*Aim:*
Sort through the entries below and pull out lines containing the word "this".

*Data rows:*
-=-=-=-=-
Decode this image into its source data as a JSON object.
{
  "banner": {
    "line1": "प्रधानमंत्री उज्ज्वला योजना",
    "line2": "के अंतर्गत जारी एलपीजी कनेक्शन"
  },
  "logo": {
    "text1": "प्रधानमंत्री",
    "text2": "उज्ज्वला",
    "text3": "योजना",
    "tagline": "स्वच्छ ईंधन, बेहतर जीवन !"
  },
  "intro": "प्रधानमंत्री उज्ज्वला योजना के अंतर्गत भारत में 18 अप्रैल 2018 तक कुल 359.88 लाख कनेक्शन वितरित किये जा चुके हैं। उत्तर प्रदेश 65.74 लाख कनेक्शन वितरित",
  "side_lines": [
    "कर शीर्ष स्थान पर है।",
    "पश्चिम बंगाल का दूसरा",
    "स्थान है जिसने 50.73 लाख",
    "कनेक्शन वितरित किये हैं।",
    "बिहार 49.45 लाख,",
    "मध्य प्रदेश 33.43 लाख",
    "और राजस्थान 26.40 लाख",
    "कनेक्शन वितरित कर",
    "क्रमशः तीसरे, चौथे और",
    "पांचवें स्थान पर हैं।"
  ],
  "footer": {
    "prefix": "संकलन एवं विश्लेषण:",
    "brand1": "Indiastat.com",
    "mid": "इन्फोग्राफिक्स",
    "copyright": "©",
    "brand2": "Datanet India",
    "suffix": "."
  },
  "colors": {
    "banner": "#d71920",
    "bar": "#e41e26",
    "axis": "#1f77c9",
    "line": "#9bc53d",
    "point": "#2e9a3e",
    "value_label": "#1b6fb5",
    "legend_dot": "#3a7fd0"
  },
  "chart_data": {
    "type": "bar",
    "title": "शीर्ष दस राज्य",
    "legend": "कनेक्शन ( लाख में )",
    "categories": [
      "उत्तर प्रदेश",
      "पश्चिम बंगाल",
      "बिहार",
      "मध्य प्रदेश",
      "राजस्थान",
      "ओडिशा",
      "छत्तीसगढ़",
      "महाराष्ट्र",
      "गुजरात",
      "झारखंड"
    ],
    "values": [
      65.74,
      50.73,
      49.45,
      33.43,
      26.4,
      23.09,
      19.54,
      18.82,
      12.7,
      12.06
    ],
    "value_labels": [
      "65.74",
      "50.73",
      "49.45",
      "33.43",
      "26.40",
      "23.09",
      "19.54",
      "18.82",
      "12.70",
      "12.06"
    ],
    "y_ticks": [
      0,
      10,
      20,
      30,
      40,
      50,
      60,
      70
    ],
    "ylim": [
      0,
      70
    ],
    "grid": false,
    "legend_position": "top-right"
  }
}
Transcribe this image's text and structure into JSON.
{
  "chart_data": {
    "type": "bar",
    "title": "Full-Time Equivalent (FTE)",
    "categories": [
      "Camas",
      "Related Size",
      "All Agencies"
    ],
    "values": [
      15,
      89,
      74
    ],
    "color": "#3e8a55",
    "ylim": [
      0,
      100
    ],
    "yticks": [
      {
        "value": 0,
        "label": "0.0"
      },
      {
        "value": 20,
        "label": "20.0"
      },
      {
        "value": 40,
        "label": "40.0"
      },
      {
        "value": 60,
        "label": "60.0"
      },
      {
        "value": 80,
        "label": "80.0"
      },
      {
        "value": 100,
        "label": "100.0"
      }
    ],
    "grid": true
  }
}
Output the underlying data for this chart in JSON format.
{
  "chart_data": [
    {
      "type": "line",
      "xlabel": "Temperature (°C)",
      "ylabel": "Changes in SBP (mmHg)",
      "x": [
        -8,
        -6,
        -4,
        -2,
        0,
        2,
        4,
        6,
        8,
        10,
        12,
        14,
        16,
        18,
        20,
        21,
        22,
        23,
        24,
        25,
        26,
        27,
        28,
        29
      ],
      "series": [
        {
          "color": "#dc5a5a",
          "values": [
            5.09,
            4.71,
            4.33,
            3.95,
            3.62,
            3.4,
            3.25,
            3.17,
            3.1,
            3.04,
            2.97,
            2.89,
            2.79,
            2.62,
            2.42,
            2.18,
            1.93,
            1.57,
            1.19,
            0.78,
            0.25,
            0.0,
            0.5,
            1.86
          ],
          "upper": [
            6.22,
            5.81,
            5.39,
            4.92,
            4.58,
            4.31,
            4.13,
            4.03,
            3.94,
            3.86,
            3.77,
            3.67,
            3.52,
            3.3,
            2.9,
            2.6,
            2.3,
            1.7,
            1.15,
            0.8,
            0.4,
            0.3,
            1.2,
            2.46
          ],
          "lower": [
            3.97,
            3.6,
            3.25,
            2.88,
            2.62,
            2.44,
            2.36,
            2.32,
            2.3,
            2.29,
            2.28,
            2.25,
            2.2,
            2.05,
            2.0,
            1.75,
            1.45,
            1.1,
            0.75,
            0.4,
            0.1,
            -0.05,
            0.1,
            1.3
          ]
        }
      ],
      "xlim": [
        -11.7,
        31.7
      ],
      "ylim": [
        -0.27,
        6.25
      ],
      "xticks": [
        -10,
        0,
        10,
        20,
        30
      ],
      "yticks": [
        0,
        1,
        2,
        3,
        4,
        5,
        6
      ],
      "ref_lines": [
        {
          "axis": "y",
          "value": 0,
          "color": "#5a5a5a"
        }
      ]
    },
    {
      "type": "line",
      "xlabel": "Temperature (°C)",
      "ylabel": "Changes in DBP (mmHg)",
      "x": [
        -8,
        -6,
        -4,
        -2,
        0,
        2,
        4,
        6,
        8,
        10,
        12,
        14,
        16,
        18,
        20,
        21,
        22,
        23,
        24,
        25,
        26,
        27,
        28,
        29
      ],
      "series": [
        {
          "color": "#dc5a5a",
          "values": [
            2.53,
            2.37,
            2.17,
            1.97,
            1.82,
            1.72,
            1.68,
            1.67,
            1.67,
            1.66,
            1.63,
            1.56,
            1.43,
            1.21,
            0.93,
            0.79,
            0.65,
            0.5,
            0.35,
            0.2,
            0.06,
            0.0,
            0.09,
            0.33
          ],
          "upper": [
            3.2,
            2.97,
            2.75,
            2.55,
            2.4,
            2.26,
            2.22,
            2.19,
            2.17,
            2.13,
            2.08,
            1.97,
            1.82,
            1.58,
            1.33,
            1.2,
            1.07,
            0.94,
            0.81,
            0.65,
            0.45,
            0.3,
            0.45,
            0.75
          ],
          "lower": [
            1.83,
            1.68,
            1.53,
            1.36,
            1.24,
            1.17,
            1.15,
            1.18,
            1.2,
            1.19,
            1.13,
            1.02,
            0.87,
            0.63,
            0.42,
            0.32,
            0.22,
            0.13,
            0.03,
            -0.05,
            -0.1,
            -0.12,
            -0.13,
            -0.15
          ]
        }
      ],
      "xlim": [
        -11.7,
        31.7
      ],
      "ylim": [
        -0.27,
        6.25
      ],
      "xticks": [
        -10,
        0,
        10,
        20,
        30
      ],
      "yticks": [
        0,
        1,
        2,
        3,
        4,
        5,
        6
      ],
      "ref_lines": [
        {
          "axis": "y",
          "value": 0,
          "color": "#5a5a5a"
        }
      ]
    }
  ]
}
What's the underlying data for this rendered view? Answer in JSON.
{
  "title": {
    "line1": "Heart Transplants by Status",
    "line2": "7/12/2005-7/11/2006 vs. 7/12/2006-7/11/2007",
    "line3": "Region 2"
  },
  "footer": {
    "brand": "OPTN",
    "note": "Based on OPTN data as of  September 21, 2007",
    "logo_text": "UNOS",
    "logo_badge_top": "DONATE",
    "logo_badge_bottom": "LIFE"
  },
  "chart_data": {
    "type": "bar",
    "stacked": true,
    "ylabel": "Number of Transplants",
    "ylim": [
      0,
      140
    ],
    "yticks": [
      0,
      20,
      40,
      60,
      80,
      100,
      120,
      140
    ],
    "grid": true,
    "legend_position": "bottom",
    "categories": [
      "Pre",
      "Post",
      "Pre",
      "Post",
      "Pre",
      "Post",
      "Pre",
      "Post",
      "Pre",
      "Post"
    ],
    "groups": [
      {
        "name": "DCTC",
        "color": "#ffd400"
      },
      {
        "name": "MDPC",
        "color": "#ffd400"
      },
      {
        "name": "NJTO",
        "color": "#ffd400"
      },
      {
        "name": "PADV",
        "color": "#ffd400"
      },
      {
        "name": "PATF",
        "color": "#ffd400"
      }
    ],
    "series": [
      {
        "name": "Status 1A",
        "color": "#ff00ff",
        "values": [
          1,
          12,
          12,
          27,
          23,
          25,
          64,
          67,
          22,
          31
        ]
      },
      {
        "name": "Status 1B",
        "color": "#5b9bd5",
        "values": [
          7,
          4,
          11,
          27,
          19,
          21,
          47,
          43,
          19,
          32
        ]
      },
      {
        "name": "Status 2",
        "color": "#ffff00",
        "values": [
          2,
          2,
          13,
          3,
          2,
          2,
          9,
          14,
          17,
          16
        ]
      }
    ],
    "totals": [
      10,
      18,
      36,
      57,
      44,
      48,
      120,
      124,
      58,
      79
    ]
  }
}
-=-=-=-=-
*Solution below:*
Decode this image into its source data as a JSON object.
Transcribe this image's text and structure into JSON.
Output the underlying data for this chart in JSON format.
What's the underlying data for this rendered view? Answer in JSON.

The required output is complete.